**What this task involves**
State how many lines include "Percentage", giving the number by itself.

**Data supplied**

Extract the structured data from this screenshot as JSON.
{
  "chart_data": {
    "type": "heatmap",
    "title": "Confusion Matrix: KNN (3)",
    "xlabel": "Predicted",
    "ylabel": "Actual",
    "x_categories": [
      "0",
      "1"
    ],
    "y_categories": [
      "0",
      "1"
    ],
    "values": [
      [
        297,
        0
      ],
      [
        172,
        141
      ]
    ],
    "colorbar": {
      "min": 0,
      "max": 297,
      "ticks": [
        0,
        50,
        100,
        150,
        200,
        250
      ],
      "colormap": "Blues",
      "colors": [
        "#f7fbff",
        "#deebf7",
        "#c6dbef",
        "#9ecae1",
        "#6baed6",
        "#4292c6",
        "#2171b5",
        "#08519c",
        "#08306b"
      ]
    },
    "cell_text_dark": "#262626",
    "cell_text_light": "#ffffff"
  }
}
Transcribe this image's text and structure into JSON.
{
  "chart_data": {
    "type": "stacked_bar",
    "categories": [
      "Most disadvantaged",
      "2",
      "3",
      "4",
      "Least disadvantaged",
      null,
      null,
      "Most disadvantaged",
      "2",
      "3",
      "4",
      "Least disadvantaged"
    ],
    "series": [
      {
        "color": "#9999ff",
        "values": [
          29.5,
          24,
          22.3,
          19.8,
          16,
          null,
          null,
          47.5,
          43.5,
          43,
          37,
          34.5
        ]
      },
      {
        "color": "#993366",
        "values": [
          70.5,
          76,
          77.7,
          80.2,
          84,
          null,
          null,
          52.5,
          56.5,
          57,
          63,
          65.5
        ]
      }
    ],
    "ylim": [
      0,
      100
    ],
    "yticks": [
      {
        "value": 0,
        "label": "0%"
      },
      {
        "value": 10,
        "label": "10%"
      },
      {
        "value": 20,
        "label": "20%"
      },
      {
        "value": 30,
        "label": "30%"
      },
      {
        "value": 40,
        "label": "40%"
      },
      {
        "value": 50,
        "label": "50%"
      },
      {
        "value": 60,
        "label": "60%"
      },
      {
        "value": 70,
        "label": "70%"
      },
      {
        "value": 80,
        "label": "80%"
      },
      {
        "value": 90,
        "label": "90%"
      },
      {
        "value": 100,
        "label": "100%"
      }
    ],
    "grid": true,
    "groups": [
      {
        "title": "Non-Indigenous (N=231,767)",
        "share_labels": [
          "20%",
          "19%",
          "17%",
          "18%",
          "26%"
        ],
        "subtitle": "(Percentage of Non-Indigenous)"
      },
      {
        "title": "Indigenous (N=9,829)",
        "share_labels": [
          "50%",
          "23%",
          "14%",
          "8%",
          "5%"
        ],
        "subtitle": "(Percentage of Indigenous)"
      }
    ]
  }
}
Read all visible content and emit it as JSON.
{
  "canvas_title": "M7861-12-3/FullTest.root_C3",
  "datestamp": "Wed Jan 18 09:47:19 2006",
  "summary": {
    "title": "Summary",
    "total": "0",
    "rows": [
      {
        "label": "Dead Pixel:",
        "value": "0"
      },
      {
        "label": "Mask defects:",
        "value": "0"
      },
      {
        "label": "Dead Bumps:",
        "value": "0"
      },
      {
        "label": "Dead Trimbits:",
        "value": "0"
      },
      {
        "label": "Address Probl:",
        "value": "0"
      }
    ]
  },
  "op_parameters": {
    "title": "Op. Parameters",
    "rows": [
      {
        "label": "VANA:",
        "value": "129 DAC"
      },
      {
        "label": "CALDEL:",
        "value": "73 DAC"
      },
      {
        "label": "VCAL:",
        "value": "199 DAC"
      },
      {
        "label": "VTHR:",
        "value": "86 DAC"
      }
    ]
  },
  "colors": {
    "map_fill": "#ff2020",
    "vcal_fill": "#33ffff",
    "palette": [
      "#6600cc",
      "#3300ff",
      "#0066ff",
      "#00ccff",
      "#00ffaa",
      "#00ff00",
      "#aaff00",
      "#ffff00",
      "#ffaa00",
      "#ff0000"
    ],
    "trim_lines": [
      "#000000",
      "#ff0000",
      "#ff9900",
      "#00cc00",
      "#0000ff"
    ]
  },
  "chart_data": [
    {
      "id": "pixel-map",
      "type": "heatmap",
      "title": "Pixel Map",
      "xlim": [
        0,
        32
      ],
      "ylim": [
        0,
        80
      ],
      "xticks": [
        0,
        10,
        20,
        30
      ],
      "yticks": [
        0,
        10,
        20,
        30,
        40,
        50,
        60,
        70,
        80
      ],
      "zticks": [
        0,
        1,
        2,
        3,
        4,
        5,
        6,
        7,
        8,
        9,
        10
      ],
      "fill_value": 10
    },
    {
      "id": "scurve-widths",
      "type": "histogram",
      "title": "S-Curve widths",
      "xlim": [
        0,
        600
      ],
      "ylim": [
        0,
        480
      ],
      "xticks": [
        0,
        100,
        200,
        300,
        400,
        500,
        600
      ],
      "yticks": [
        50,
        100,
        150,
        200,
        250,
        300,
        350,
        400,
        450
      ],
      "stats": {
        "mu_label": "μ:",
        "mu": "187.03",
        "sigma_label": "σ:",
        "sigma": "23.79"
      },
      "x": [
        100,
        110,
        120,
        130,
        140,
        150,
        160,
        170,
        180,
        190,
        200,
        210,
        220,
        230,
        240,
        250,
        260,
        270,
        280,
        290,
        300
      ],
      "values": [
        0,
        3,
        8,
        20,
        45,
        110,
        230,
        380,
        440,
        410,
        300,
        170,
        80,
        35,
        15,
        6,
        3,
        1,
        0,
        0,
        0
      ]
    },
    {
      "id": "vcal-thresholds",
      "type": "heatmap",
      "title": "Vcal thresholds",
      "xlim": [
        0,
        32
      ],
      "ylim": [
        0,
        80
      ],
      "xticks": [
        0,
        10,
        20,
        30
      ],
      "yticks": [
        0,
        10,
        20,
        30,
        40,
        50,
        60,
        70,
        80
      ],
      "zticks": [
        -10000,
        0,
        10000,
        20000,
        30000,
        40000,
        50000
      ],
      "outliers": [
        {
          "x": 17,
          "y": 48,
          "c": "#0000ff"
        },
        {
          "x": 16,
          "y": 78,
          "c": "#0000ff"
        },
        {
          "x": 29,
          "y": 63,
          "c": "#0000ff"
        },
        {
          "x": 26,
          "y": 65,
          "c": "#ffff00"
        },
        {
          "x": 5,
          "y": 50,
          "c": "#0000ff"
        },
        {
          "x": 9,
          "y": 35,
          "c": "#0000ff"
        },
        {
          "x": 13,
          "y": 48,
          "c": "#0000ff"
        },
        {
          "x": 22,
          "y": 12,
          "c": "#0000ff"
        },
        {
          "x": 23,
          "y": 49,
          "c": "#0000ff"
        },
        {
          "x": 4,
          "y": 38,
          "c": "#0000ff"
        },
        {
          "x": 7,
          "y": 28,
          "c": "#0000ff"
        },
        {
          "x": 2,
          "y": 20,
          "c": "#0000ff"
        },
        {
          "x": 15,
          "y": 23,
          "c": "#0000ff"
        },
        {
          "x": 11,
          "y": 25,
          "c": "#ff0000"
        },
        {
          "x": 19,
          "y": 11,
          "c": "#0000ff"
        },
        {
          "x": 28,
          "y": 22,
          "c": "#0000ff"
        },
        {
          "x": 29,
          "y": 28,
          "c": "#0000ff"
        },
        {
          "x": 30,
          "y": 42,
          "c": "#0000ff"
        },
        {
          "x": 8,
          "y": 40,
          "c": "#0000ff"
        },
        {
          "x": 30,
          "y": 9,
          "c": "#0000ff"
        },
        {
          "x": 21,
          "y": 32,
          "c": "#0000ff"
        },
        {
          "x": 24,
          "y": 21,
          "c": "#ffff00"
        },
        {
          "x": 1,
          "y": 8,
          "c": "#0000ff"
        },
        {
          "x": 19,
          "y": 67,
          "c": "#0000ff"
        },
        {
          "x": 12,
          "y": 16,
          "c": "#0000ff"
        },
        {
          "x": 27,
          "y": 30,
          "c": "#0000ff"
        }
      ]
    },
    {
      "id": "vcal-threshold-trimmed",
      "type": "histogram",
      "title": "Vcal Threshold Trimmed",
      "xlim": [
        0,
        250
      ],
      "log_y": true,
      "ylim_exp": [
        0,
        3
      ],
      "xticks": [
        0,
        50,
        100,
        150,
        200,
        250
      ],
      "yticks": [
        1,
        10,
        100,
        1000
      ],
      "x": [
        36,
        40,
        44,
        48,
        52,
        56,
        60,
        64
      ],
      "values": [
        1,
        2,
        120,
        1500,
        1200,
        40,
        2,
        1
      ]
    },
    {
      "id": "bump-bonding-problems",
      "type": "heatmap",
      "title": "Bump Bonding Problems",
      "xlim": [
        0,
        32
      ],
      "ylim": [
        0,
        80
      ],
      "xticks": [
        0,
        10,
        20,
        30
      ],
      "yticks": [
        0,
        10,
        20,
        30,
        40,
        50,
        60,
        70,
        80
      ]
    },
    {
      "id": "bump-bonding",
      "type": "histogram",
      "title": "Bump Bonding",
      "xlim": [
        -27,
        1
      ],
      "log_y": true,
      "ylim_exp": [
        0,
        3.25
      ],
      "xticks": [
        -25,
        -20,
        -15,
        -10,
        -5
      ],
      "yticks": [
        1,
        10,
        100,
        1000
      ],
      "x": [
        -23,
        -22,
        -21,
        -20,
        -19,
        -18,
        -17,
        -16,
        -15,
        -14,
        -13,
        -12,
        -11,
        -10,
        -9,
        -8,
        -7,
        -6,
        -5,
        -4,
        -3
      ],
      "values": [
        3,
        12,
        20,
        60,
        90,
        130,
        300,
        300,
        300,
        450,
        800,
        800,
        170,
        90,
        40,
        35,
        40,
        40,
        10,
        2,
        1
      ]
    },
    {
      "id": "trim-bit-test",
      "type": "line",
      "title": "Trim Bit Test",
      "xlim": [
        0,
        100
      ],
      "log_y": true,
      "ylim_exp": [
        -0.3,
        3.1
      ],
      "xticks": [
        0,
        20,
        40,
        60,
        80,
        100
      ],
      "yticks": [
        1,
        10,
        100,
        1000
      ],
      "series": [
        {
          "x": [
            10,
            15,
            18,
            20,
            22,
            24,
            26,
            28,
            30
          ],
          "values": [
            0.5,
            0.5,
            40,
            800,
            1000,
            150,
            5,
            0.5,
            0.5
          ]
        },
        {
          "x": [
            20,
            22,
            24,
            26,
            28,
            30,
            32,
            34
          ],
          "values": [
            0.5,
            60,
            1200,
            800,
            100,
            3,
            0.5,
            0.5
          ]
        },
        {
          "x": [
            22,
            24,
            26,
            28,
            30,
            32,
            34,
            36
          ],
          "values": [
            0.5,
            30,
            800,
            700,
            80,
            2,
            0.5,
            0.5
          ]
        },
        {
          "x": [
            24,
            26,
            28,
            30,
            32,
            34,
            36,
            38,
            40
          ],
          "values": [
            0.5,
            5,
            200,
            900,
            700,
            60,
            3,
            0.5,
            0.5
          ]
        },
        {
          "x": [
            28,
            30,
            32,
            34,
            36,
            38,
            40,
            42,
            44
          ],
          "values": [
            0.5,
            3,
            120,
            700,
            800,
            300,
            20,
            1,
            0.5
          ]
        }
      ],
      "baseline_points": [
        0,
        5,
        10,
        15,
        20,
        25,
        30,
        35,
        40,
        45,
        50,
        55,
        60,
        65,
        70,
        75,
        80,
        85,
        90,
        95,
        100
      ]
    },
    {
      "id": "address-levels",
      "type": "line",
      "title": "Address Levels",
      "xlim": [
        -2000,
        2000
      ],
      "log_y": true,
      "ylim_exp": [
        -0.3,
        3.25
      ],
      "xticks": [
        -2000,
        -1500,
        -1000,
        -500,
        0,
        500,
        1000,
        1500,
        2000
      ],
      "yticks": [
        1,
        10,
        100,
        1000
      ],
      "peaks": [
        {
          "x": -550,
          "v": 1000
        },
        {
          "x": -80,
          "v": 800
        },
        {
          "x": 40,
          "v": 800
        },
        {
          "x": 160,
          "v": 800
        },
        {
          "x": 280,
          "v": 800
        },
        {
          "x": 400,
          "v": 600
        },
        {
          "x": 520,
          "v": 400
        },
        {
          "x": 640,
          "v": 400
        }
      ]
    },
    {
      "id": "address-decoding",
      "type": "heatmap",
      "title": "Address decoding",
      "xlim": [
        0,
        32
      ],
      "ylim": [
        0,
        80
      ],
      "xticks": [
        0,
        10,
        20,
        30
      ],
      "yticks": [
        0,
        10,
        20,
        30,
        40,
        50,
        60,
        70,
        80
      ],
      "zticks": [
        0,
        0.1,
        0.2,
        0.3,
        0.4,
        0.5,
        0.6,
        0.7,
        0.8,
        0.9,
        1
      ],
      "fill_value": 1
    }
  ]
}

**Answer to this exercise**
2